What the task asks
Among these lines, how many include "Survey"? Answer only with the number.
— START Data entries —
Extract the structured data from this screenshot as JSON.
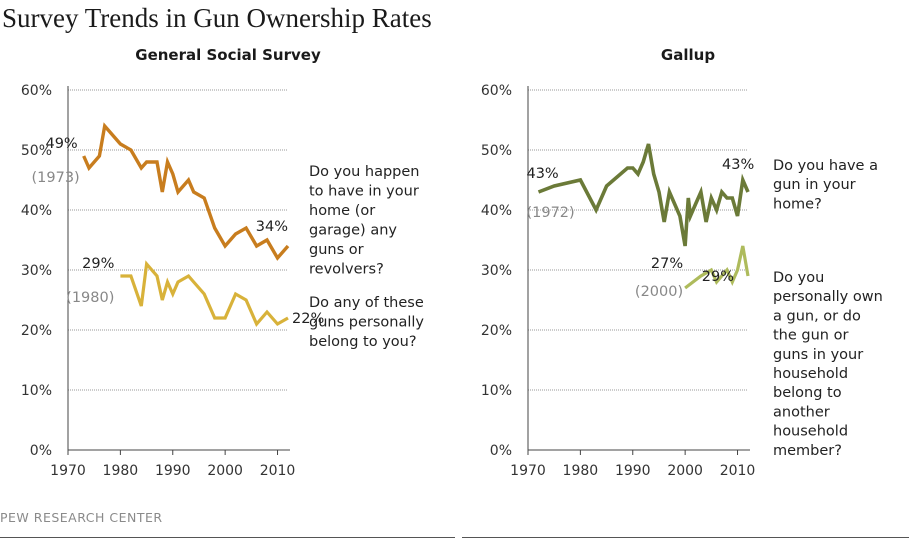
{
  "title": "Survey Trends in Gun Ownership Rates",
  "source": "PEW RESEARCH CENTER",
  "colors": {
    "gss_household": "#c87d1e",
    "gss_personal": "#d8b23a",
    "gallup_household": "#6b7a38",
    "gallup_personal": "#aebb5c",
    "gridline": "#999999",
    "axis": "#444444",
    "annotation_year": "#888888"
  },
  "chart_data": [
    {
      "type": "line",
      "title": "General Social Survey",
      "xlim": [
        1970,
        2012
      ],
      "ylim": [
        0,
        60
      ],
      "xticks": [
        "1970",
        "1980",
        "1990",
        "2000",
        "2010"
      ],
      "yticks": [
        "0%",
        "10%",
        "20%",
        "30%",
        "40%",
        "50%",
        "60%"
      ],
      "grid": true,
      "series": [
        {
          "question": [
            "Do you happen",
            "to have in your",
            "home (or",
            "garage) any",
            "guns or",
            "revolvers?"
          ],
          "start_label": "49%",
          "start_year_label": "(1973)",
          "end_label": "34%",
          "points": [
            [
              1973,
              49
            ],
            [
              1974,
              47
            ],
            [
              1976,
              49
            ],
            [
              1977,
              54
            ],
            [
              1980,
              51
            ],
            [
              1982,
              50
            ],
            [
              1984,
              47
            ],
            [
              1985,
              48
            ],
            [
              1987,
              48
            ],
            [
              1988,
              43
            ],
            [
              1989,
              48
            ],
            [
              1990,
              46
            ],
            [
              1991,
              43
            ],
            [
              1993,
              45
            ],
            [
              1994,
              43
            ],
            [
              1996,
              42
            ],
            [
              1998,
              37
            ],
            [
              2000,
              34
            ],
            [
              2002,
              36
            ],
            [
              2004,
              37
            ],
            [
              2006,
              34
            ],
            [
              2008,
              35
            ],
            [
              2010,
              32
            ],
            [
              2012,
              34
            ]
          ]
        },
        {
          "question": [
            "Do any of these",
            "guns personally",
            "belong to you?"
          ],
          "start_label": "29%",
          "start_year_label": "(1980)",
          "end_label": "22%",
          "points": [
            [
              1980,
              29
            ],
            [
              1982,
              29
            ],
            [
              1984,
              24
            ],
            [
              1985,
              31
            ],
            [
              1987,
              29
            ],
            [
              1988,
              25
            ],
            [
              1989,
              28
            ],
            [
              1990,
              26
            ],
            [
              1991,
              28
            ],
            [
              1993,
              29
            ],
            [
              1994,
              28
            ],
            [
              1996,
              26
            ],
            [
              1998,
              22
            ],
            [
              2000,
              22
            ],
            [
              2002,
              26
            ],
            [
              2004,
              25
            ],
            [
              2006,
              21
            ],
            [
              2008,
              23
            ],
            [
              2010,
              21
            ],
            [
              2012,
              22
            ]
          ]
        }
      ]
    },
    {
      "type": "line",
      "title": "Gallup",
      "xlim": [
        1970,
        2012
      ],
      "ylim": [
        0,
        60
      ],
      "xticks": [
        "1970",
        "1980",
        "1990",
        "2000",
        "2010"
      ],
      "yticks": [
        "0%",
        "10%",
        "20%",
        "30%",
        "40%",
        "50%",
        "60%"
      ],
      "grid": true,
      "series": [
        {
          "question": [
            "Do you have a",
            "gun in your",
            "home?"
          ],
          "start_label": "43%",
          "start_year_label": "(1972)",
          "end_label": "43%",
          "points": [
            [
              1972,
              43
            ],
            [
              1975,
              44
            ],
            [
              1980,
              45
            ],
            [
              1983,
              40
            ],
            [
              1985,
              44
            ],
            [
              1989,
              47
            ],
            [
              1990,
              47
            ],
            [
              1991,
              46
            ],
            [
              1992,
              48
            ],
            [
              1993,
              51
            ],
            [
              1994,
              46
            ],
            [
              1995,
              43
            ],
            [
              1996,
              38
            ],
            [
              1997,
              43
            ],
            [
              1999,
              39
            ],
            [
              2000,
              34
            ],
            [
              2000.6,
              42
            ],
            [
              2001,
              39
            ],
            [
              2002,
              41
            ],
            [
              2003,
              43
            ],
            [
              2004,
              38
            ],
            [
              2005,
              42
            ],
            [
              2006,
              40
            ],
            [
              2007,
              43
            ],
            [
              2008,
              42
            ],
            [
              2009,
              42
            ],
            [
              2010,
              39
            ],
            [
              2011,
              45
            ],
            [
              2012,
              43
            ]
          ]
        },
        {
          "question": [
            "Do you",
            "personally own",
            "a gun, or do",
            "the gun or",
            "guns in your",
            "household",
            "belong to",
            "another",
            "household",
            "member?"
          ],
          "start_label": "27%",
          "start_year_label": "(2000)",
          "end_label": "29%",
          "points": [
            [
              2000,
              27
            ],
            [
              2003,
              29
            ],
            [
              2005,
              30
            ],
            [
              2006,
              28
            ],
            [
              2007,
              29
            ],
            [
              2008,
              30
            ],
            [
              2009,
              28
            ],
            [
              2010,
              30
            ],
            [
              2011,
              34
            ],
            [
              2012,
              29
            ]
          ]
        }
      ]
    }
  ]
}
— END Data entries —
Solution to this exercise
2